:: Text provided ::
★ ★ ★ ★ ★ ★ ★

Here’s evidence from a 2012 article on the then-nascent virtual meeting: “Guidelines, regulations, upgrades, statements and other black-and-white data can more easily be communicated via a virtual event than can any content that involves best practices, soft skills or other material requiring a conversation. The best-case scenario is virtual events serving as a complement to face-to-face.” We also already knew that most would expect to get that online event for free, and that it would be key to create online communities to share and amplify learning before, during and after online events.

★ ★ ★ ★ ★ ★ ★

:: Data for analysis ::
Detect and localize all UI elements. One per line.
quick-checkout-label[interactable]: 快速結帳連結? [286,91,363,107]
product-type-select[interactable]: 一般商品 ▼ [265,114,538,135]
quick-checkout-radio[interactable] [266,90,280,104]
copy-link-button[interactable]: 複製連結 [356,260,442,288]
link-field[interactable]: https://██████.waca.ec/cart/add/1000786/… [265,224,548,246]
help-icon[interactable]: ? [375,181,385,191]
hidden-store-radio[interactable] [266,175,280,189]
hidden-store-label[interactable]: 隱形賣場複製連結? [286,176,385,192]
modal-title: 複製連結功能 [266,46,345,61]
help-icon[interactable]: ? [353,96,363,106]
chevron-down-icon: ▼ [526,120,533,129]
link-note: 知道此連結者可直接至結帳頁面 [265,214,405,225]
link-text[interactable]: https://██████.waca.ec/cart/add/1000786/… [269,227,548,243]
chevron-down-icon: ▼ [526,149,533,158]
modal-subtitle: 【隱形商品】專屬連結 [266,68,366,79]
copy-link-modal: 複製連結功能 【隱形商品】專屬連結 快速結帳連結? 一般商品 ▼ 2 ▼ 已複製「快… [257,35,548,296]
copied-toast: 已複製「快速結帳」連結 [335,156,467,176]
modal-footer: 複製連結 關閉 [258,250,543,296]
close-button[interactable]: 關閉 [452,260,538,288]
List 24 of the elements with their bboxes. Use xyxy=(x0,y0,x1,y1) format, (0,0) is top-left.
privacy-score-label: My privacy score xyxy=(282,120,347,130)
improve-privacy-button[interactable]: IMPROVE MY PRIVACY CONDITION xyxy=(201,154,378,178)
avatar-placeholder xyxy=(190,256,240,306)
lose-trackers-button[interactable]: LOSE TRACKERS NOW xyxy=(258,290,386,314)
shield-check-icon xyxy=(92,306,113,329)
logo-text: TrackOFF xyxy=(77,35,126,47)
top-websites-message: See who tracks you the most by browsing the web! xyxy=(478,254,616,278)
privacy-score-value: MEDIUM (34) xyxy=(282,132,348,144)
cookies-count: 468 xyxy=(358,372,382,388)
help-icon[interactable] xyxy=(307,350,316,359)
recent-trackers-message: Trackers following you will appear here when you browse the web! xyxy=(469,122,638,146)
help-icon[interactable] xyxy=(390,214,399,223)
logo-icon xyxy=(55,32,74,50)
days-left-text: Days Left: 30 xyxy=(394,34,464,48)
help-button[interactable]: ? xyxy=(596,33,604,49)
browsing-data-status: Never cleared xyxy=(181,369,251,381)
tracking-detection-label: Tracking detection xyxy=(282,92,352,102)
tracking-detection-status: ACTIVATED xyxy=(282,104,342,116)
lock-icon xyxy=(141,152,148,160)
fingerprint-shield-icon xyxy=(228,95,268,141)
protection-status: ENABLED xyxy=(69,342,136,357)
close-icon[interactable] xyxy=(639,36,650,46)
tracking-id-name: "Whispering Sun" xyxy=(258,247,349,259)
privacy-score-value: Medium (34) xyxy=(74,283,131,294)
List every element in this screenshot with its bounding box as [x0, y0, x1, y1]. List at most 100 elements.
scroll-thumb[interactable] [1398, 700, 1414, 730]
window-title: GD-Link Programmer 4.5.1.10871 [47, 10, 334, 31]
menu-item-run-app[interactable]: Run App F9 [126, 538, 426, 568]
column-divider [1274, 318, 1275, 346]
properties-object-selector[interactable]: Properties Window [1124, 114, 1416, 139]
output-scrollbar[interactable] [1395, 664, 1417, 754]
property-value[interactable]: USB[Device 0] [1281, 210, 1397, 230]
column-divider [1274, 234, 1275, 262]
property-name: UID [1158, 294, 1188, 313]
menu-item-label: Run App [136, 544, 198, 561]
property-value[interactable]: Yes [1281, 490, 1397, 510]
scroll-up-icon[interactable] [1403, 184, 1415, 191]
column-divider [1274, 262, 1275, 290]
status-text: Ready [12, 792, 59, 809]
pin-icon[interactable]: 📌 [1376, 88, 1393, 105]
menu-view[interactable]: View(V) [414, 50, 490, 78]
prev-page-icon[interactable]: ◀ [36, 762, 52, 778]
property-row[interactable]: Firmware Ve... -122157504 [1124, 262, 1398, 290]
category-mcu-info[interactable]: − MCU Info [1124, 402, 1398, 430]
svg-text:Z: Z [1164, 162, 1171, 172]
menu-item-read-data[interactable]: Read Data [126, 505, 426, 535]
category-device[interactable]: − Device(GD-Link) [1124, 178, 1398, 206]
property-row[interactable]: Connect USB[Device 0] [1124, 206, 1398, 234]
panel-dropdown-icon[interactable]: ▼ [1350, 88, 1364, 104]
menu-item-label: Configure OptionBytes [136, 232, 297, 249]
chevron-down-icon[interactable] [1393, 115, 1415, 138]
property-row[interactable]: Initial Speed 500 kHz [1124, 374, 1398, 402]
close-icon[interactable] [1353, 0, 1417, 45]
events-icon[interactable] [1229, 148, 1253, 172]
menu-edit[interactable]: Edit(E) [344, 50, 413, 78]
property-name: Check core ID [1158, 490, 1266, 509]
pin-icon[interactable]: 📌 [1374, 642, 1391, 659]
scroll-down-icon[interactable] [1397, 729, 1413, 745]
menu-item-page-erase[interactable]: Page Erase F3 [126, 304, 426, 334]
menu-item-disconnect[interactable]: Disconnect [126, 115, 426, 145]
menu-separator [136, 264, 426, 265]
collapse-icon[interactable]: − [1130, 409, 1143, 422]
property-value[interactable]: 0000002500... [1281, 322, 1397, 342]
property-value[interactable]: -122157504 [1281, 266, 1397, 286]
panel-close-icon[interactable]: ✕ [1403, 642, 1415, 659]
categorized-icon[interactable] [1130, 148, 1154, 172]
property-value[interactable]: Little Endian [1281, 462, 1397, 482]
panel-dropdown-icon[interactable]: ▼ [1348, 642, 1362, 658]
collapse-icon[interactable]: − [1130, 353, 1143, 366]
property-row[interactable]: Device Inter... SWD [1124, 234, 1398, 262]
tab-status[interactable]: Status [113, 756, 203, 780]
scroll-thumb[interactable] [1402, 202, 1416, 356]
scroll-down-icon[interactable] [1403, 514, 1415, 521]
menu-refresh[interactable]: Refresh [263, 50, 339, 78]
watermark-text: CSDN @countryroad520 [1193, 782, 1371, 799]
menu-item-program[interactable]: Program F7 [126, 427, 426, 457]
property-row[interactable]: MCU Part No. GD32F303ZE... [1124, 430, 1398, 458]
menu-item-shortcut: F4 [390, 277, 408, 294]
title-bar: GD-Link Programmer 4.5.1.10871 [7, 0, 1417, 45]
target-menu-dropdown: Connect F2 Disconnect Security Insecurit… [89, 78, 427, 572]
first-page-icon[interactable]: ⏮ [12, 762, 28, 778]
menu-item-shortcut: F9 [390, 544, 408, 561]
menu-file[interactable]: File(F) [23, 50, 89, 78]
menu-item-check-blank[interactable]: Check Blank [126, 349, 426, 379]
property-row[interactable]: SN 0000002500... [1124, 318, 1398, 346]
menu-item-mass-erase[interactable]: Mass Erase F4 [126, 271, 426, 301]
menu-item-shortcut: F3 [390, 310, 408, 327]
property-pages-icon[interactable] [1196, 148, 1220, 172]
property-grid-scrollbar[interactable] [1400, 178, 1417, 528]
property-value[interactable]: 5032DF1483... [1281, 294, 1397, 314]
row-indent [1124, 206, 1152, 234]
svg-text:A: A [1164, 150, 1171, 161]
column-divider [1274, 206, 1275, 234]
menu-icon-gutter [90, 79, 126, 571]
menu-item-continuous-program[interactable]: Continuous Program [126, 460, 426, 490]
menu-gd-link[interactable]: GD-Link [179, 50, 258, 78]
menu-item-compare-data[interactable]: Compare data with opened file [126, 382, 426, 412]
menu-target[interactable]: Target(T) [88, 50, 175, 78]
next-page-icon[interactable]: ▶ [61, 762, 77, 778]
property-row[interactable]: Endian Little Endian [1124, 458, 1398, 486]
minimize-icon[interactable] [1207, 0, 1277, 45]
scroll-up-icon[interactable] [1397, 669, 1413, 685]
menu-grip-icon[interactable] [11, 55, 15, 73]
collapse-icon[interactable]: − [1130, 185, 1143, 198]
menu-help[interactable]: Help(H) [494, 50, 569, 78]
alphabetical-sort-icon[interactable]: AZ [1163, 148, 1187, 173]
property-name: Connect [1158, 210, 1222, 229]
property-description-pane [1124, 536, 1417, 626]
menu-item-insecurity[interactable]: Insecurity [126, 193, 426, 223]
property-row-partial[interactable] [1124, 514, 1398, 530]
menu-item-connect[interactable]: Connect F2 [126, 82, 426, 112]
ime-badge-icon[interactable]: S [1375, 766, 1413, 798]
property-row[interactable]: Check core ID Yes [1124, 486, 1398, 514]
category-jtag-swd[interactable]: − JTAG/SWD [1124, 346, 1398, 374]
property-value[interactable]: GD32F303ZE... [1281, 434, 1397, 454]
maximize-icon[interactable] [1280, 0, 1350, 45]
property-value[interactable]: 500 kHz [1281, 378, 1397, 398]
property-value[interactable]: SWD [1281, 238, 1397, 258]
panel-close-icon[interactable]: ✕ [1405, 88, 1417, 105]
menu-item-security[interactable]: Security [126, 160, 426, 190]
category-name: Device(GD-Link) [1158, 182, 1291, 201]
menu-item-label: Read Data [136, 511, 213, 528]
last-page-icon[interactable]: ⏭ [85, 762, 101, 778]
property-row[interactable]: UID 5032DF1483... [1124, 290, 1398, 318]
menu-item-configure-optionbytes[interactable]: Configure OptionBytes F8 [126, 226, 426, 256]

★ ★ ★ ★ ★ ★ ★

:: Instructions to follow ::
Reproduce the text about virtual events, everything from "Here’s evidence from" down to "after online events.". The lines are separate from the text about virtual events.

:: Exercise output ::
Here’s evidence from a 2012 article on the then-nascent virtual meeting: “Guidelines, regulations, upgrades, statements and other black-and-white data can more easily be communicated via a virtual event than can any content that involves best practices, soft skills or other material requiring a conversation. The best-case scenario is virtual events serving as a complement to face-to-face.” We also already knew that most would expect to get that online event for free, and that it would be key to create online communities to share and amplify learning before, during and after online events.